──────── Extract ────────

In Molina, we did not address whether art. 14 offers more protection than the Fourth Amendment in situations where, as here, law enforcement's lawful conduct created the exigent circumstances that are in turn used to justify a warrantless search. We take the opportunity to address this issue now.

Our interpretation of art. 14 frequently aligns with the United States Supreme Court's interpretation of the Fourth Amendment. However, we have sometimes held that art. 14 may provide more substantive protection to individuals than that provided by the Fourth Amendment.12 See, e.g., Commonwealth v. Amado, 474 Mass. 147, 154, 48 N.E.3d 414 (2016) (" 'probable cause [ (not reasonable suspicion)

**99] is the appropriate standard that must be met for a strip or visual body cavity search to be constitutionally permissible' under art. 14" [citation omitted] ); Commonwealth v. Balicki, 436 Mass. 1, 9, 762 N.E.2d 290 (2002) (declining to abandon inadvertence requirement of plain view exception to warrant requirement under art. 14, as Supreme Court did under Fourth Amendment); Commonwealth v. Gonsalves, 429 Mass. 658, 668, 711 N.E.2d 108 (1999) ("under art. 14, the balancing of interests requires that Massachusetts citizens should not be subjected to unjustified exit orders during routine traffic stops"); Commonwealth v. Upton, 394 Mass. 363, 373-375, 476 N.E.2d 548 (1985) (retaining more stringent test under Aguilar v. Texas, 378 U.S. 108, 84 S.Ct. 1509, 12 L.Ed.2d 723 [1964], and Spinelli v. United States, 393 U.S. 410, 89 S.Ct. 584, 21 L.Ed.2d 637 [1969], rather than totality of circumstances standard); Gentle, 80 Mass. App. Ct. at 250, 952 N.E.2d 426 ("Although the Supreme Judicial Court's interpretation of art. 14 has often converged with the United States Supreme Court's interpretation of the Fourth Amendment, when the Supreme Judicial Court has diverged it has emphasized its obligation to undertake an independent review of the State Constitution and the court's freedom to interpret the State Constitution to provide a different balancing of the interests of privacy and the police ...").

*804Although we have not specifically answered the question whether art. 14 provides greater protection than the Fourth Amendment in these circumstances, we have repeatedly emphasized the importance of a person's right to privacy in the home. See, e.g., Commonwealth v. Porter P., 456 Mass. 254, 260, 923 N.E.2d 36 (2010) ("In view of the 'sanctity of the home,' 'all details [in the home] are intimate details, because the entire area is held safe from prying government eyes' " [citation omitted] ); Molina, 439 Mass. at 209, 786 N.E.2d 1191 ; Balicki, 436 Mass. at 12 n.14, 762 N.E.2d 290 ("Nowhere are expectations of privacy greater than in the home, and '[i]n the home ... all details are intimate details" [citation omitted] ); Commonwealth v. Marquez, 434 Mass. 370, 374, 749 N.E.2d 673 (2001) ; Commonwealth v. Straw, 422 Mass. 756, 760, 665 N.E.2d 80 (1996) ("it is in the home that a person's expectation of privacy is at its highest"); Commonwealth v. Blood, 400 Mass. 61, 68 & n.9, 507 N.E.2d 1029 (1987) (art. 14 affords greater privacy protection from government eavesdropping for conversations that occur in home); Forde, 367 Mass. at 805, 329 N.E.2d 717 ("The right of police officers to enter into a home, for whatever purpose, represents a serious governmental intrusion into one's privacy").

────────

# Task instructions:
1. Echo the court opinion word for word from "In Molina, we" to "this issue now.".
2. In the court opinion, which requirement of the plain view exception did Commonwealth v. Balicki decline to abandon under art. 14?
3. Pick up the court opinion on art. 14 and the Fourth Amendment after its final sentence and continue it.

──────── Data records ────────

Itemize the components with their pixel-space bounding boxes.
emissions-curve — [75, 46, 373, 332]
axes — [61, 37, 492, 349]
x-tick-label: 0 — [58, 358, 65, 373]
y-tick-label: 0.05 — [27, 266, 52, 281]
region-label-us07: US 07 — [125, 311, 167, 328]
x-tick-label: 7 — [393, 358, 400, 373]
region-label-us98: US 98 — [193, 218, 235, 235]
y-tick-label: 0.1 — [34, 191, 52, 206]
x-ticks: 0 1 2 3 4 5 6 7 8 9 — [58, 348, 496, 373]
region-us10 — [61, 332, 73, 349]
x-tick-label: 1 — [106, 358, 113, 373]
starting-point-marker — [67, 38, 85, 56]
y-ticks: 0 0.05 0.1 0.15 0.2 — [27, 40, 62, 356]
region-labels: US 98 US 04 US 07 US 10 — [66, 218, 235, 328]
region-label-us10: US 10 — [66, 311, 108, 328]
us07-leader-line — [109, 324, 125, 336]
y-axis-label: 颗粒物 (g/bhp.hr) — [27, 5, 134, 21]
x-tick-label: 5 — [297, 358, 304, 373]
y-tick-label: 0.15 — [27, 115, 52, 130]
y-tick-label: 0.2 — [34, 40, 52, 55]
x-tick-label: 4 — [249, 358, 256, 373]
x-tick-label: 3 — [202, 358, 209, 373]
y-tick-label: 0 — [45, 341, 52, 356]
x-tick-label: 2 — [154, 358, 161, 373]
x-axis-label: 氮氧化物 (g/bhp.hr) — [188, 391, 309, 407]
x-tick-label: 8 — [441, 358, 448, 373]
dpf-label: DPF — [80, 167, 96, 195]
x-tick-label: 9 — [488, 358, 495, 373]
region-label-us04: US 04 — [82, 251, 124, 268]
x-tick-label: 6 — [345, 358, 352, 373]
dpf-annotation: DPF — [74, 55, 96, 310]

────────

# Task responses:
1.
In Molina, we did not address whether art. 14 offers more protection than the Fourth Amendment in situations where, as here, law enforcement's lawful conduct created the exigent circumstances that are in turn used to justify a warrantless search. We take the opportunity to address this issue now.

2. The inadvertence requirement.

3.
In the present case, balancing the interests of law enforcement with the rights of people to be protected from warrantless searches in the home, we conclude that art. 14 provides greater **100protection than the Fourth Amendment in these circumstances and that under art. 14 the police cannot avail themselves of the exigency exception to the warrant requirement when it was foreseeable that their actions would create the exigency, even if their conduct was lawful. See Molina, 439 Mass. at 210, 786 N.E.2d 1191 ; Forde, 367 Mass. at 803, 329 N.E.2d 717.

Here, before arriving at the defendant's home, Kenny knew that Pohle was in the process of getting an arrest warrant but had not secured one. Moreover, Kenny testified that his plan was to knock on the door to see if the defendant was home, question him, and if the opportunity arose, arrest him. Based on his testimony, it was evident that Kenny went to the defendant's home with the purpose of making an arrest without a warrant. There is nothing in the record indicating that it was impracticable to get a warrant.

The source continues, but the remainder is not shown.